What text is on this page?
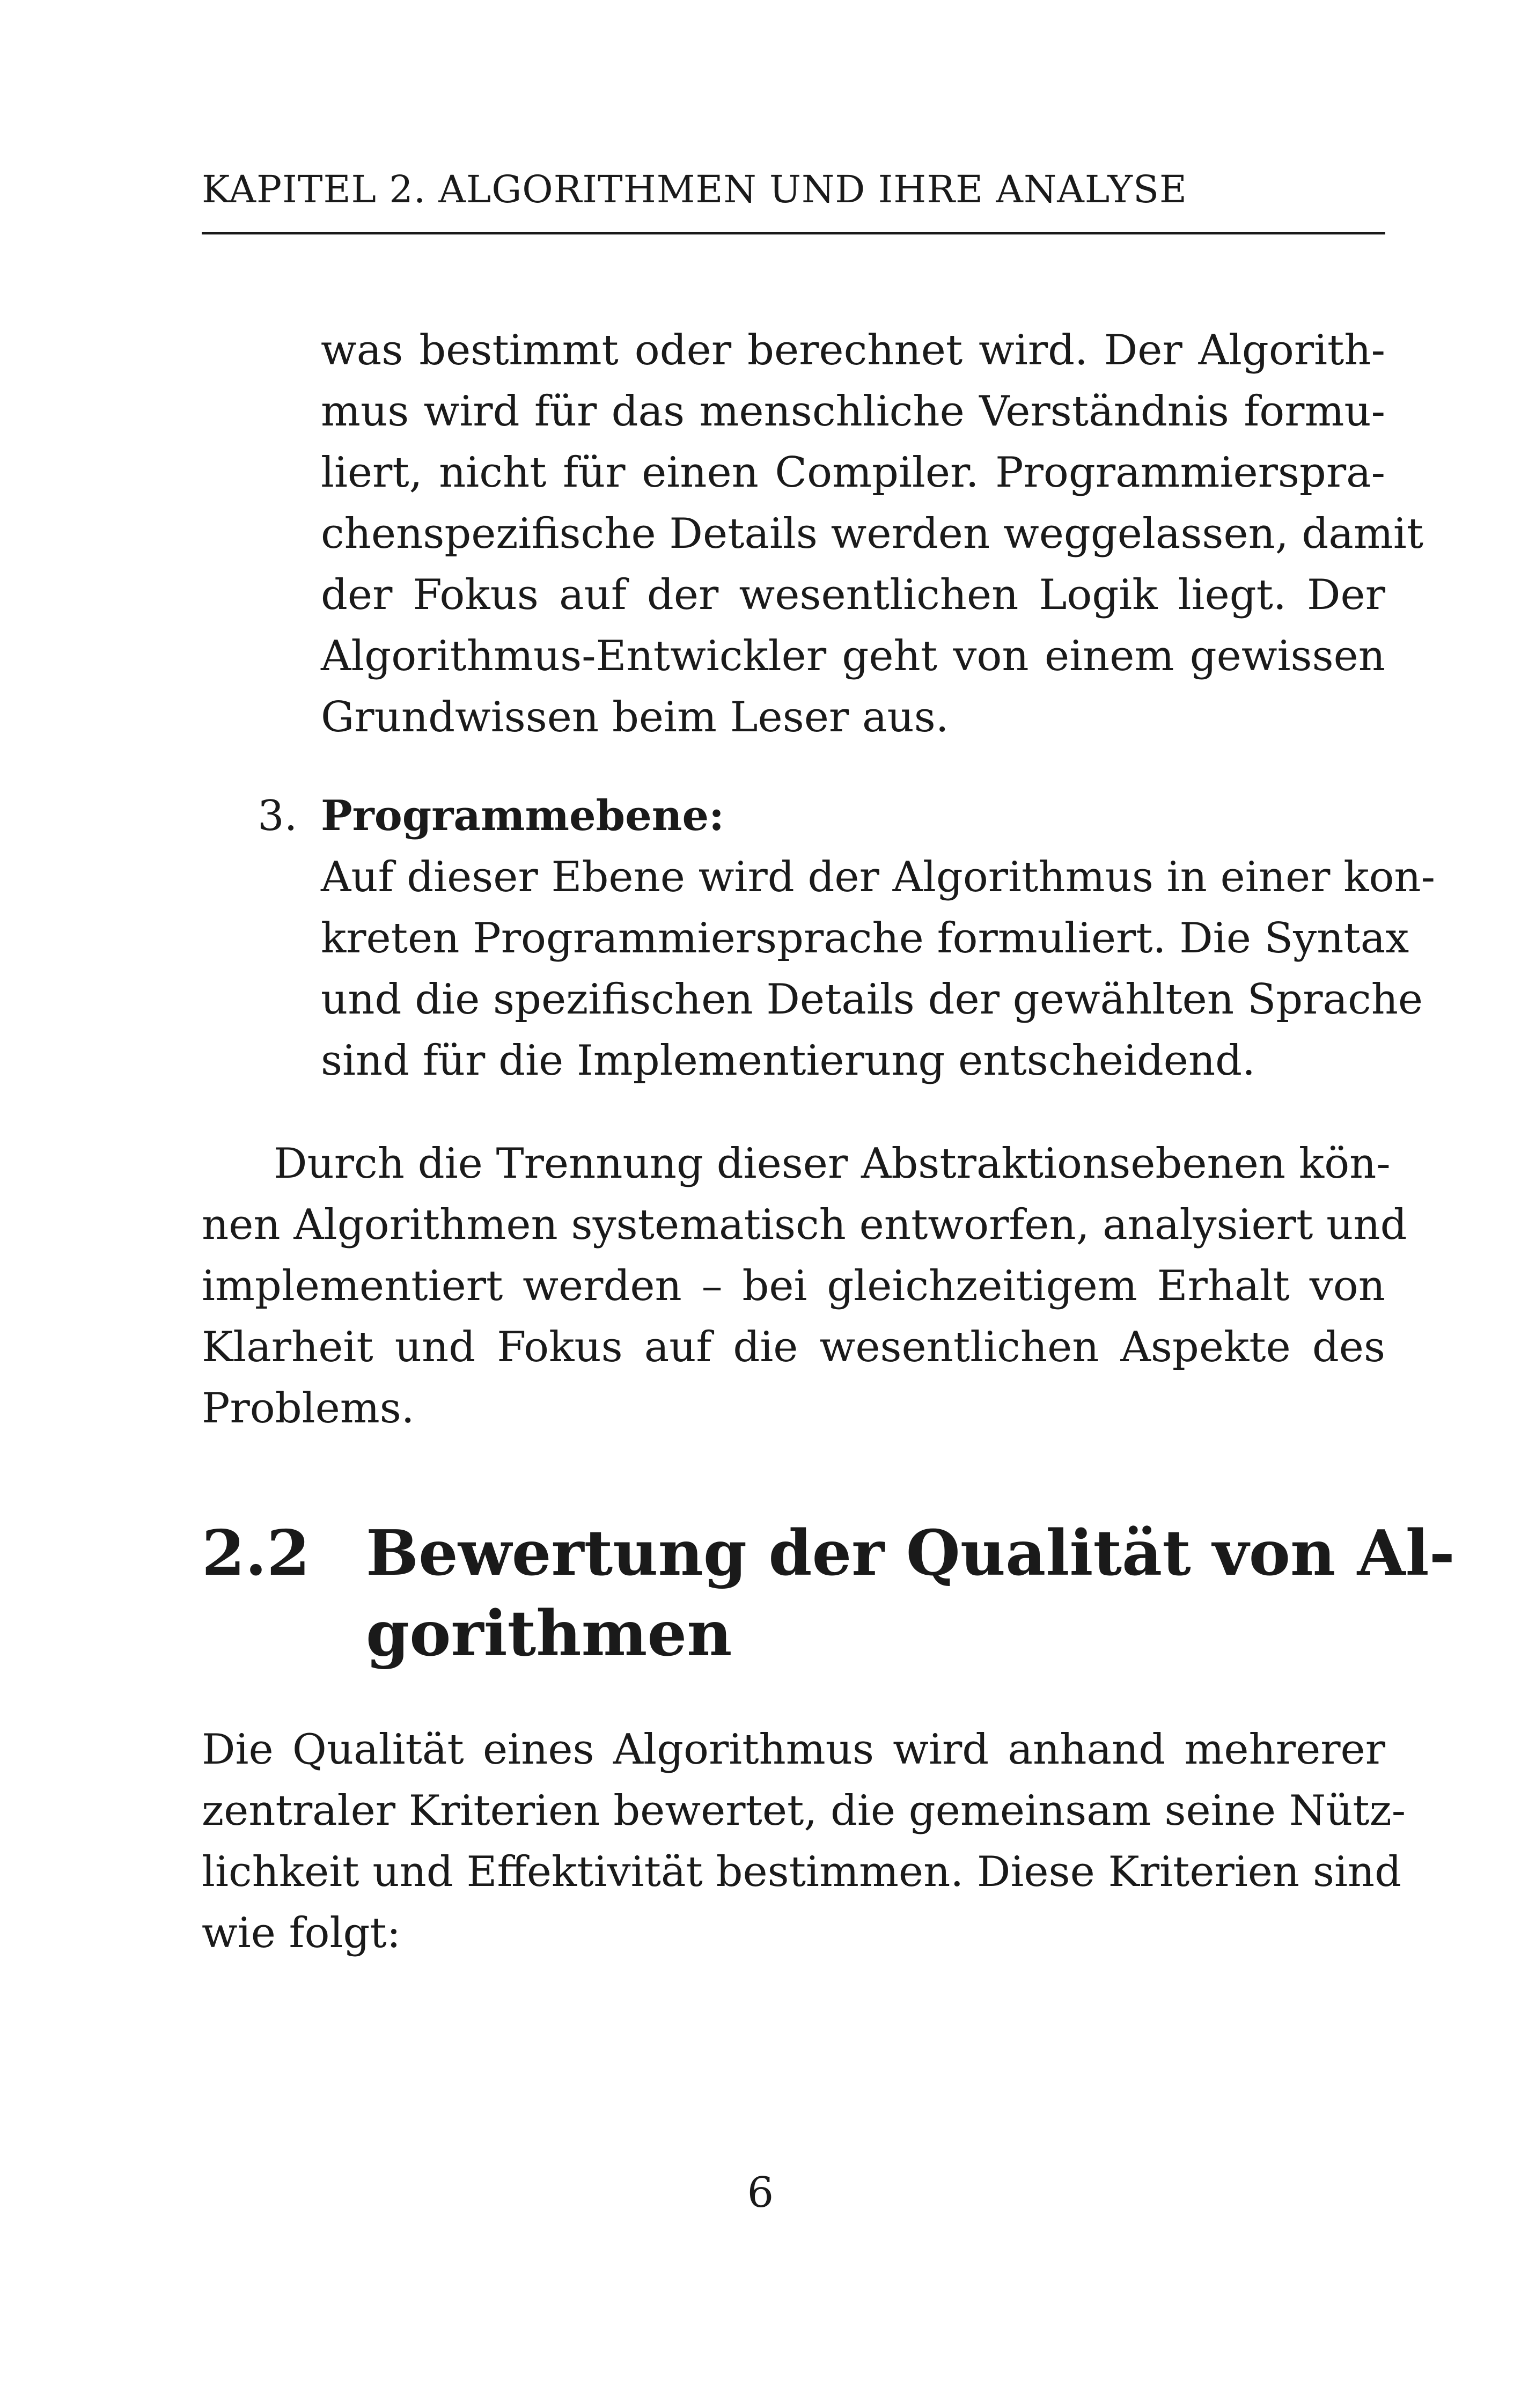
KAPITEL 2. ALGORITHMEN UND IHRE ANALYSE
was bestimmt oder berechnet wird. Der Algorith-
mus wird für das menschliche Verständnis formu-
liert, nicht für einen Compiler. Programmierspra-
chenspezifische Details werden weggelassen, damit
der Fokus auf der wesentlichen Logik liegt. Der
Algorithmus-Entwickler geht von einem gewissen
Grundwissen beim Leser aus.
3. Programmebene:
Auf dieser Ebene wird der Algorithmus in einer kon-
kreten Programmiersprache formuliert. Die Syntax
und die spezifischen Details der gewählten Sprache
sind für die Implementierung entscheidend.
Durch die Trennung dieser Abstraktionsebenen kön-
nen Algorithmen systematisch entworfen, analysiert und
implementiert werden – bei gleichzeitigem Erhalt von
Klarheit und Fokus auf die wesentlichen Aspekte des
Problems.
2.2 Bewertung der Qualität von Al-
gorithmen
Die Qualität eines Algorithmus wird anhand mehrerer
zentraler Kriterien bewertet, die gemeinsam seine Nütz-
lichkeit und Effektivität bestimmen. Diese Kriterien sind
wie folgt:
6
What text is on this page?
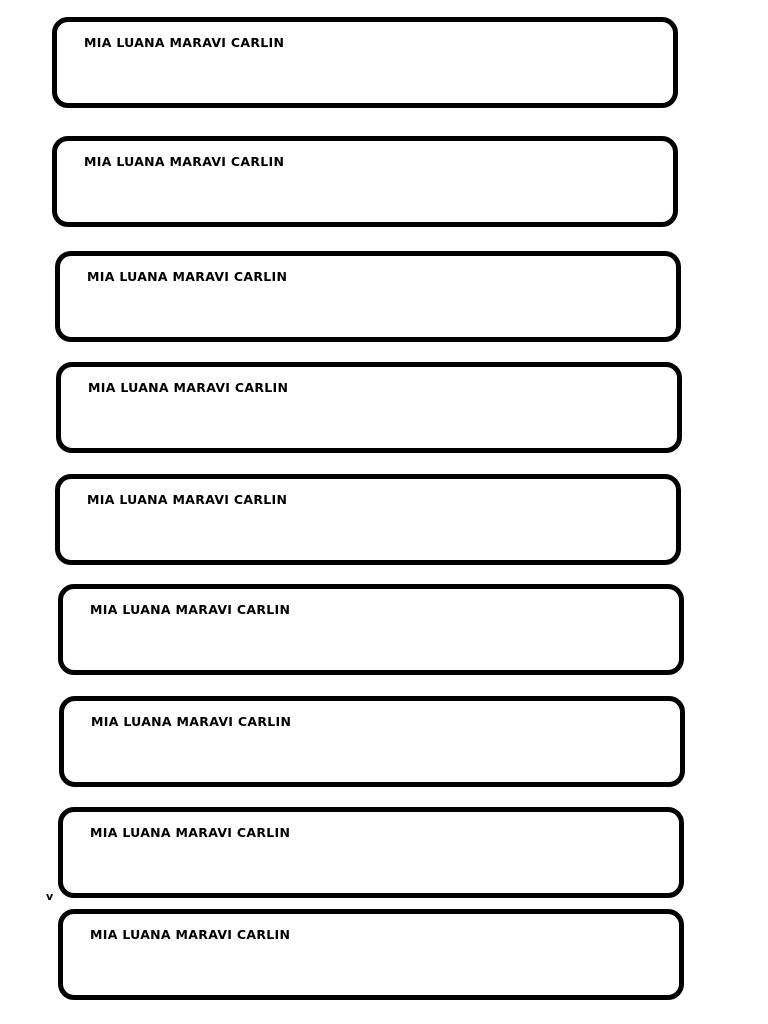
MIA LUANA MARAVI CARLIN
MIA LUANA MARAVI CARLIN
MIA LUANA MARAVI CARLIN
MIA LUANA MARAVI CARLIN
MIA LUANA MARAVI CARLIN
MIA LUANA MARAVI CARLIN
MIA LUANA MARAVI CARLIN
MIA LUANA MARAVI CARLIN
MIA LUANA MARAVI CARLIN
v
-.-.-
- Written request
Copy every line from the records above that contains the word "Fokus".

- Result of the exercise
der Fokus auf der wesentlichen Logik liegt. Der
Klarheit und Fokus auf die wesentlichen Aspekte des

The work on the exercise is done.